* [Short exercise]: Exactly as given, repeat all of the entries.

* [Listed entries]:

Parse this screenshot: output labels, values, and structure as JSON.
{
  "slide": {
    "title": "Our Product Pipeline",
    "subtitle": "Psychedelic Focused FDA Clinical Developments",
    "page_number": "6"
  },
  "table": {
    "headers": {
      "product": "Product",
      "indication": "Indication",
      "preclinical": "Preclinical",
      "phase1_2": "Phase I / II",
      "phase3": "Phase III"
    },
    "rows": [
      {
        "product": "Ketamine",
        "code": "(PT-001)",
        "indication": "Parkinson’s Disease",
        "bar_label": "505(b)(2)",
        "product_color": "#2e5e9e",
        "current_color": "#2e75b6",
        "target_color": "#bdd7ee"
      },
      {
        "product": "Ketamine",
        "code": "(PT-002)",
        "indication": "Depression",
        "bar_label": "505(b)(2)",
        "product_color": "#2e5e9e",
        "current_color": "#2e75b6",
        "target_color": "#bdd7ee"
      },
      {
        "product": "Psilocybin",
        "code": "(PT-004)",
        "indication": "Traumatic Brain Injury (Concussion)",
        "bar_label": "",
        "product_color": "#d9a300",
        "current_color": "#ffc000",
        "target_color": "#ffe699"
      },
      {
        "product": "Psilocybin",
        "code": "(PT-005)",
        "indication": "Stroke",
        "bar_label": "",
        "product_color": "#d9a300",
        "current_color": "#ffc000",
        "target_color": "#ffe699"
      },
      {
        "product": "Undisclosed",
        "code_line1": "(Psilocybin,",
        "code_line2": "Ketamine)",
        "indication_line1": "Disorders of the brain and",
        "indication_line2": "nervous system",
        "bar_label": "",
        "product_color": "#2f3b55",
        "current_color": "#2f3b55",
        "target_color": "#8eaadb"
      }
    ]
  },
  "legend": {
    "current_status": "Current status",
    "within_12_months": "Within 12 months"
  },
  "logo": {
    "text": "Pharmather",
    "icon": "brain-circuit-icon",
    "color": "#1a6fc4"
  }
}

* [Result for this task]:
Parse this screenshot: output labels, values, and structure as JSON.
{
  "slide": {
    "title": "Our Product Pipeline",
    "subtitle": "Psychedelic Focused FDA Clinical Developments",
    "page_number": "6"
  },
  "table": {
    "headers": {
      "product": "Product",
      "indication": "Indication",
      "preclinical": "Preclinical",
      "phase1_2": "Phase I / II",
      "phase3": "Phase III"
    },
    "rows": [
      {
        "product": "Ketamine",
        "code": "(PT-001)",
        "indication": "Parkinson’s Disease",
        "bar_label": "505(b)(2)",
        "product_color": "#2e5e9e",
        "current_color": "#2e75b6",
        "target_color": "#bdd7ee"
      },
      {
        "product": "Ketamine",
        "code": "(PT-002)",
        "indication": "Depression",
        "bar_label": "505(b)(2)",
        "product_color": "#2e5e9e",
        "current_color": "#2e75b6",
        "target_color": "#bdd7ee"
      },
      {
        "product": "Psilocybin",
        "code": "(PT-004)",
        "indication": "Traumatic Brain Injury (Concussion)",
        "bar_label": "",
        "product_color": "#d9a300",
        "current_color": "#ffc000",
        "target_color": "#ffe699"
      },
      {
        "product": "Psilocybin",
        "code": "(PT-005)",
        "indication": "Stroke",
        "bar_label": "",
        "product_color": "#d9a300",
        "current_color": "#ffc000",
        "target_color": "#ffe699"
      },
      {
        "product": "Undisclosed",
        "code_line1": "(Psilocybin,",
        "code_line2": "Ketamine)",
        "indication_line1": "Disorders of the brain and",
        "indication_line2": "nervous system",
        "bar_label": "",
        "product_color": "#2f3b55",
        "current_color": "#2f3b55",
        "target_color": "#8eaadb"
      }
    ]
  },
  "legend": {
    "current_status": "Current status",
    "within_12_months": "Within 12 months"
  },
  "logo": {
    "text": "Pharmather",
    "icon": "brain-circuit-icon",
    "color": "#1a6fc4"
  }
}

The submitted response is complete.